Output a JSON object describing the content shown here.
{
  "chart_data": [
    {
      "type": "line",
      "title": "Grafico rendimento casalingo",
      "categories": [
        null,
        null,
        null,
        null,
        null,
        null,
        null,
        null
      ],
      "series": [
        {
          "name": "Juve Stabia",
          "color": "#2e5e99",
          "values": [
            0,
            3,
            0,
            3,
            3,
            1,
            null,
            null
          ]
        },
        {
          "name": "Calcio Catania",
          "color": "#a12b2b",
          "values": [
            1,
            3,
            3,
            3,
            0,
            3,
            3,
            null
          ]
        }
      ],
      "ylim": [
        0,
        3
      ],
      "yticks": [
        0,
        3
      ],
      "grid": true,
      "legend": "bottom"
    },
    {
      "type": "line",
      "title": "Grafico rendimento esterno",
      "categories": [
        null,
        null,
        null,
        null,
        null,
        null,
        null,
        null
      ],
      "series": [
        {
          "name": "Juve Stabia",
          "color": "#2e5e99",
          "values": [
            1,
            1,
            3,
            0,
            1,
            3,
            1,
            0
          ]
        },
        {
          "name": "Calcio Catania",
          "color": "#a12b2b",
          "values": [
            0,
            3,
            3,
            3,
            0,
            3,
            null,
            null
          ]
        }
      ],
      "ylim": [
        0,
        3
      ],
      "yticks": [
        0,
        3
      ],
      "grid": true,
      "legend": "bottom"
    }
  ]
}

→ Set problem: Print the listing above in its entirety, with every line exact.

→ Completed exercise:
Output a JSON object describing the content shown here.
{
  "chart_data": [
    {
      "type": "line",
      "title": "Grafico rendimento casalingo",
      "categories": [
        null,
        null,
        null,
        null,
        null,
        null,
        null,
        null
      ],
      "series": [
        {
          "name": "Juve Stabia",
          "color": "#2e5e99",
          "values": [
            0,
            3,
            0,
            3,
            3,
            1,
            null,
            null
          ]
        },
        {
          "name": "Calcio Catania",
          "color": "#a12b2b",
          "values": [
            1,
            3,
            3,
            3,
            0,
            3,
            3,
            null
          ]
        }
      ],
      "ylim": [
        0,
        3
      ],
      "yticks": [
        0,
        3
      ],
      "grid": true,
      "legend": "bottom"
    },
    {
      "type": "line",
      "title": "Grafico rendimento esterno",
      "categories": [
        null,
        null,
        null,
        null,
        null,
        null,
        null,
        null
      ],
      "series": [
        {
          "name": "Juve Stabia",
          "color": "#2e5e99",
          "values": [
            1,
            1,
            3,
            0,
            1,
            3,
            1,
            0
          ]
        },
        {
          "name": "Calcio Catania",
          "color": "#a12b2b",
          "values": [
            0,
            3,
            3,
            3,
            0,
            3,
            null,
            null
          ]
        }
      ],
      "ylim": [
        0,
        3
      ],
      "yticks": [
        0,
        3
      ],
      "grid": true,
      "legend": "bottom"
    }
  ]
}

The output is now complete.